**Instructions for the task:**
Among the records below, find each line that includes the string "title" and copy it.

**Dataset extract:**
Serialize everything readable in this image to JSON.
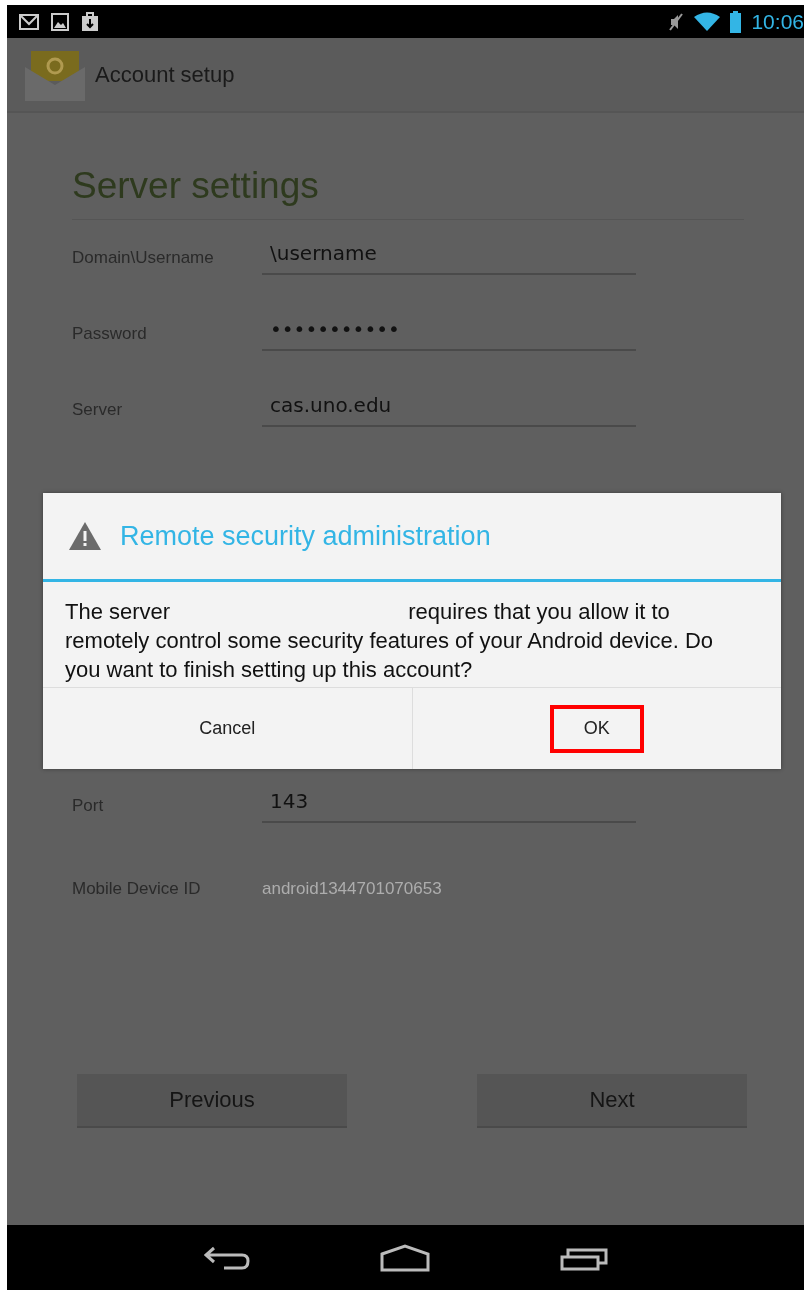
{
  "status_bar": {
    "time": "10:06"
  },
  "action_bar": {
    "title": "Account setup"
  },
  "page": {
    "title": "Server settings"
  },
  "fields": [
    {
      "label": "Domain\\Username",
      "value": "\\username",
      "kind": "input"
    },
    {
      "label": "Password",
      "value": "•••••••••••",
      "kind": "input"
    },
    {
      "label": "Server",
      "value": "cas.uno.edu",
      "kind": "input"
    }
  ],
  "lower_fields": [
    {
      "label": "Port",
      "value": "143",
      "kind": "input"
    },
    {
      "label": "Mobile Device ID",
      "value": "android1344701070653",
      "kind": "static"
    }
  ],
  "buttons": [
    {
      "label": "Previous"
    },
    {
      "label": "Next"
    }
  ],
  "dialog": {
    "title": "Remote security administration",
    "message_start": "The server",
    "message_end": "requires that you allow it to remotely control some security features of your Android device. Do you want to finish setting up this account?",
    "buttons": [
      {
        "label": "Cancel",
        "highlighted": false
      },
      {
        "label": "OK",
        "highlighted": true
      }
    ]
  }
}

**Written solution:**
    "title": "Account setup"
    "title": "Server settings"
    "title": "Remote security administration",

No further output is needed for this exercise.